_Dataset extract:_
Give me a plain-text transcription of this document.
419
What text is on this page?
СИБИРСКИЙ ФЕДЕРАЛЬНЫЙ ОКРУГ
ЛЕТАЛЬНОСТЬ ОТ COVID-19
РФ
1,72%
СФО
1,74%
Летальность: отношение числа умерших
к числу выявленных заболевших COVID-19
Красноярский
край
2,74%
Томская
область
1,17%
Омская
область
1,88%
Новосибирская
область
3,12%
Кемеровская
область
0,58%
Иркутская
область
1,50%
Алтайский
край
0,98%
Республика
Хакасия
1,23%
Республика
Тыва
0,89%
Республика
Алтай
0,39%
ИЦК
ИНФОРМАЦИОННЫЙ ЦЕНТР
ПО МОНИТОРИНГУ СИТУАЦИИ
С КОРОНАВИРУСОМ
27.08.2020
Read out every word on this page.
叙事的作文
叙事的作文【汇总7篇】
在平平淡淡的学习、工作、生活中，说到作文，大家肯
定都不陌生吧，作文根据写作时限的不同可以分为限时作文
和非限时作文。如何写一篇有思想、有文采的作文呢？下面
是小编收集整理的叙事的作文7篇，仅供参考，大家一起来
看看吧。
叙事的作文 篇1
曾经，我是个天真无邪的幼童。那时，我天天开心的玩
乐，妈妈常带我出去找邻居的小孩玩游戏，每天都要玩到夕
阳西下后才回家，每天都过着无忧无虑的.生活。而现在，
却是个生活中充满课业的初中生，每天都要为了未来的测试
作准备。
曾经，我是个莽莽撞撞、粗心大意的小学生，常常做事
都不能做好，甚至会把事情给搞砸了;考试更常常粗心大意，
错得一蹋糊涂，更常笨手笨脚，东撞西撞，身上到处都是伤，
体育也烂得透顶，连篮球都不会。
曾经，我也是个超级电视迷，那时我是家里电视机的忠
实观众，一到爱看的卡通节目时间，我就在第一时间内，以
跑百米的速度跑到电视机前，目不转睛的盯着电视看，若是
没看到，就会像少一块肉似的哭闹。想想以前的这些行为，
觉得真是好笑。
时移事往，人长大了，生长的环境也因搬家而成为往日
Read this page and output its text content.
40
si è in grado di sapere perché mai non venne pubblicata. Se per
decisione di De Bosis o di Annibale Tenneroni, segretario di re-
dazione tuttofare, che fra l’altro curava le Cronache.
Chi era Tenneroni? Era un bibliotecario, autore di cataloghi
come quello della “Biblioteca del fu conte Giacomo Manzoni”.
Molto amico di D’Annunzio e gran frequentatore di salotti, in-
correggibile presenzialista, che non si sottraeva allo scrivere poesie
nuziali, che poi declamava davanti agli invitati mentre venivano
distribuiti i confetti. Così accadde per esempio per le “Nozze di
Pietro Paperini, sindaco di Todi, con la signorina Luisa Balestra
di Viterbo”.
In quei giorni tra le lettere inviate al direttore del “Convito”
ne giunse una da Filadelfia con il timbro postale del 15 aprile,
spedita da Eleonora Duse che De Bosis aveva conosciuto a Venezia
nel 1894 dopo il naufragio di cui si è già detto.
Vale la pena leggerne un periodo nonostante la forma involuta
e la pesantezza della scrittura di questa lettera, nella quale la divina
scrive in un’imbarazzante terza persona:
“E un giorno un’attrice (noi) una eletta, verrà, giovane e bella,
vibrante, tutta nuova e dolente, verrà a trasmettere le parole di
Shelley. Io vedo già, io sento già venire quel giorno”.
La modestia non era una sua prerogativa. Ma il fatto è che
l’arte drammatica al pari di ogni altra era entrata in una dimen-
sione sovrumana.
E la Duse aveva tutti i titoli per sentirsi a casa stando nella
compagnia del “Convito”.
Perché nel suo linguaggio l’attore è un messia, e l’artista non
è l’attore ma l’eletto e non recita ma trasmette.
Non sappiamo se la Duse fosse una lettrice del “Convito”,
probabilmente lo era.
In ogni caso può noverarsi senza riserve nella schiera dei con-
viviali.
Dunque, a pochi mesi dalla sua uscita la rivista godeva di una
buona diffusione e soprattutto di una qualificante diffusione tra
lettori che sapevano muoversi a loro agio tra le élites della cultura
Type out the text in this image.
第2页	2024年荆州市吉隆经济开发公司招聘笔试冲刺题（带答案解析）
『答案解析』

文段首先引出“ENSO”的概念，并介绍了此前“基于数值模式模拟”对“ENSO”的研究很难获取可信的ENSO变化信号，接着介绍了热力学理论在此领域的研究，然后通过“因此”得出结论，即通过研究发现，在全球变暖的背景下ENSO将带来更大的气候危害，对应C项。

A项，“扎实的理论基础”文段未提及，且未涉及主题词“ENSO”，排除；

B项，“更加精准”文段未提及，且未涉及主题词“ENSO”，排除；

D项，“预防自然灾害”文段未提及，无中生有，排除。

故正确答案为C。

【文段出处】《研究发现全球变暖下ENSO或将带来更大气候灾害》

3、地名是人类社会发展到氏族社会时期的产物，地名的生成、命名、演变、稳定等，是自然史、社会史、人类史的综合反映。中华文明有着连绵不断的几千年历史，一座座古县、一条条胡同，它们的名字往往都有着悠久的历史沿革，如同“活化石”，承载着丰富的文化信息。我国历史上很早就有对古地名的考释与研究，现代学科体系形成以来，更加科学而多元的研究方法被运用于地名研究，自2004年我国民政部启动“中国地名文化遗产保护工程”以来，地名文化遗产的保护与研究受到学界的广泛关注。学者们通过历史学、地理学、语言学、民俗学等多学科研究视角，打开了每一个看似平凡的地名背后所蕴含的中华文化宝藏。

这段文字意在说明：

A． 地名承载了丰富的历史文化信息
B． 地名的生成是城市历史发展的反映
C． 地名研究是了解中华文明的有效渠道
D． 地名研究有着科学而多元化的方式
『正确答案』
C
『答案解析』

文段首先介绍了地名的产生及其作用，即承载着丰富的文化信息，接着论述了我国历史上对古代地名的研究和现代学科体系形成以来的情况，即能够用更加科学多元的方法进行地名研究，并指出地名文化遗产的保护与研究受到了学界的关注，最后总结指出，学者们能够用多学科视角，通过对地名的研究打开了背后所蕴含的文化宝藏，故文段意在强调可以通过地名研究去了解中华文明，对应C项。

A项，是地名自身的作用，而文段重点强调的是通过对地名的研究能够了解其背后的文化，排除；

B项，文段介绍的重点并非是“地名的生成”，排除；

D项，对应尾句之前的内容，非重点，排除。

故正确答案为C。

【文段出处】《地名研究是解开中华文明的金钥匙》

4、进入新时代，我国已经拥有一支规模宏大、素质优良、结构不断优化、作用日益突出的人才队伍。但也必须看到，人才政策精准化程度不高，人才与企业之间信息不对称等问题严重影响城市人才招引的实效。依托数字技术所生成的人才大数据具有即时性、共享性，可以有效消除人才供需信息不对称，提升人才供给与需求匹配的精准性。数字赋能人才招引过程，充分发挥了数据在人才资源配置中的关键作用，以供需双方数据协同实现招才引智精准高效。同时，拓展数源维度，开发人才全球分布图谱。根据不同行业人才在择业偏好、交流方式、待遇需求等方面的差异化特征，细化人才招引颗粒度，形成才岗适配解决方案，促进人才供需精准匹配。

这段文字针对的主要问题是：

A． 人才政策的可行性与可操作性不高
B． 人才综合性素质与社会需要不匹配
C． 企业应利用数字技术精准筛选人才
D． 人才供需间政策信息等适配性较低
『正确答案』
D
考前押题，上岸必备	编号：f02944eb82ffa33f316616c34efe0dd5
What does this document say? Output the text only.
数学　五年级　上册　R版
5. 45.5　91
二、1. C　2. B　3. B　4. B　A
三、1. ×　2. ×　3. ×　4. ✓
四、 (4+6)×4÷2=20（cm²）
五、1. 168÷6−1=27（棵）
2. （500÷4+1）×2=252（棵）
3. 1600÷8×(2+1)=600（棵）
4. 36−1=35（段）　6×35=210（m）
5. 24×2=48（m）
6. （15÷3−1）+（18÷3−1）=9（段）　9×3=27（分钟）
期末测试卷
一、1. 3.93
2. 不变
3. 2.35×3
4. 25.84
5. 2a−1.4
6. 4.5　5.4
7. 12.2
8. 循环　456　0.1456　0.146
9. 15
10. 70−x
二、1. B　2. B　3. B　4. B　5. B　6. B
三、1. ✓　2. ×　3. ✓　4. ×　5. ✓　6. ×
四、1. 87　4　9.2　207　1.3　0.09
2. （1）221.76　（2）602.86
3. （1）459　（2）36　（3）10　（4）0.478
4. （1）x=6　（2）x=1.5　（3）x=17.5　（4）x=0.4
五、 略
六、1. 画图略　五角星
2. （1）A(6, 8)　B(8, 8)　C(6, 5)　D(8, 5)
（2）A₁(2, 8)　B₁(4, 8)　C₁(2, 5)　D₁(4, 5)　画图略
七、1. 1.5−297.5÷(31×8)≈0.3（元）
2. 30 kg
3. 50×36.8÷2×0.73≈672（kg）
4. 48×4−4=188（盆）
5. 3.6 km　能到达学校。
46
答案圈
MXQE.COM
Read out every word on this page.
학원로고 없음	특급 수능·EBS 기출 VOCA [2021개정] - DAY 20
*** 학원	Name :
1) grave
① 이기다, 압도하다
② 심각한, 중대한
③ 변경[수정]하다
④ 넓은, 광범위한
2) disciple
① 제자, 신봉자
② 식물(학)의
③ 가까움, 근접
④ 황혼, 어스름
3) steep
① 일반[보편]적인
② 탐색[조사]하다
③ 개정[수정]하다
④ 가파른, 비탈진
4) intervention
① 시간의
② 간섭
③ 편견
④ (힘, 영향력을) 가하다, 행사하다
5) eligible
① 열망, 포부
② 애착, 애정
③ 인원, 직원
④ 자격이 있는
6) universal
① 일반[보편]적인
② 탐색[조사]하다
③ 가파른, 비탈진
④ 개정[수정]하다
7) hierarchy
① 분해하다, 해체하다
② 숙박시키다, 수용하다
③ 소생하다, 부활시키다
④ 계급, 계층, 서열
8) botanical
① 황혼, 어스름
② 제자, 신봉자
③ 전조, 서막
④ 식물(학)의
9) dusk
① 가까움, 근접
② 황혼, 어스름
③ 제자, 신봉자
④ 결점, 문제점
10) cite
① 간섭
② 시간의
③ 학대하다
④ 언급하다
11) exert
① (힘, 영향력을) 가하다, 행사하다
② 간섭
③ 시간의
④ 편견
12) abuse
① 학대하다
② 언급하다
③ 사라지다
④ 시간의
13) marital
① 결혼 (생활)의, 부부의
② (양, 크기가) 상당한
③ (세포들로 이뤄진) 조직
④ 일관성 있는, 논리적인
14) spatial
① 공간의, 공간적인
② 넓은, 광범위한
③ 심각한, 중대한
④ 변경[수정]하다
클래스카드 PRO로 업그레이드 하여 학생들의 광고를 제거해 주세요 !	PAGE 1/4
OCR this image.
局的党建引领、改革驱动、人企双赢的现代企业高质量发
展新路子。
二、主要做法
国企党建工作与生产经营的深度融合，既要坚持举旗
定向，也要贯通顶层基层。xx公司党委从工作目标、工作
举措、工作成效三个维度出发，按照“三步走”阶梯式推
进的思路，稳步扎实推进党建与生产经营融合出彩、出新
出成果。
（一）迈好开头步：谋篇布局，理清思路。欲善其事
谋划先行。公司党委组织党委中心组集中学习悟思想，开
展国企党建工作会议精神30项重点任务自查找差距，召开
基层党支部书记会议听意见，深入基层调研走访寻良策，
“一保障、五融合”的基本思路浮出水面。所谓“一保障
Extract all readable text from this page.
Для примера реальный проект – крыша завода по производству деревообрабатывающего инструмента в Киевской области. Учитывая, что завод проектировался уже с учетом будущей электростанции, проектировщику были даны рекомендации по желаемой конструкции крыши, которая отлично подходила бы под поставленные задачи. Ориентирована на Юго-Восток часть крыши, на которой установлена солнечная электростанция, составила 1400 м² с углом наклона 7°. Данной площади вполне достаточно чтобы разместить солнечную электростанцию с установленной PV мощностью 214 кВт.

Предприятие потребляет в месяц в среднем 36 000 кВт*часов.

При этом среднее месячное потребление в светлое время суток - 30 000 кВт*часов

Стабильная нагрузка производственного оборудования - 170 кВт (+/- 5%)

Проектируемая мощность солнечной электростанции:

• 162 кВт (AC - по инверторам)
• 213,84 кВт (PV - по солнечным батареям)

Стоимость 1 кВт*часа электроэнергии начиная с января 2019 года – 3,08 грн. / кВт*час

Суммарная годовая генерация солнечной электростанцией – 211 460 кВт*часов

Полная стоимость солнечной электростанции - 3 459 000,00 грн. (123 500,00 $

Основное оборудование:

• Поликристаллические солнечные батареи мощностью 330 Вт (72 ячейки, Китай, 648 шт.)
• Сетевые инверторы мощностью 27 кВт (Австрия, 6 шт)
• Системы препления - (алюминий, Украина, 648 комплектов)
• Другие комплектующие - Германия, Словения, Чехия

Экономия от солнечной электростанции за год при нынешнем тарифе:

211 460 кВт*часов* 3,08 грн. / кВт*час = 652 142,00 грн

_Your instructions:_ Show each line of the data that contains the string "文段出处".

_Answer to this problem:_
【文段出处】《研究发现全球变暖下ENSO或将带来更大气候灾害》
【文段出处】《地名研究是解开中华文明的金钥匙》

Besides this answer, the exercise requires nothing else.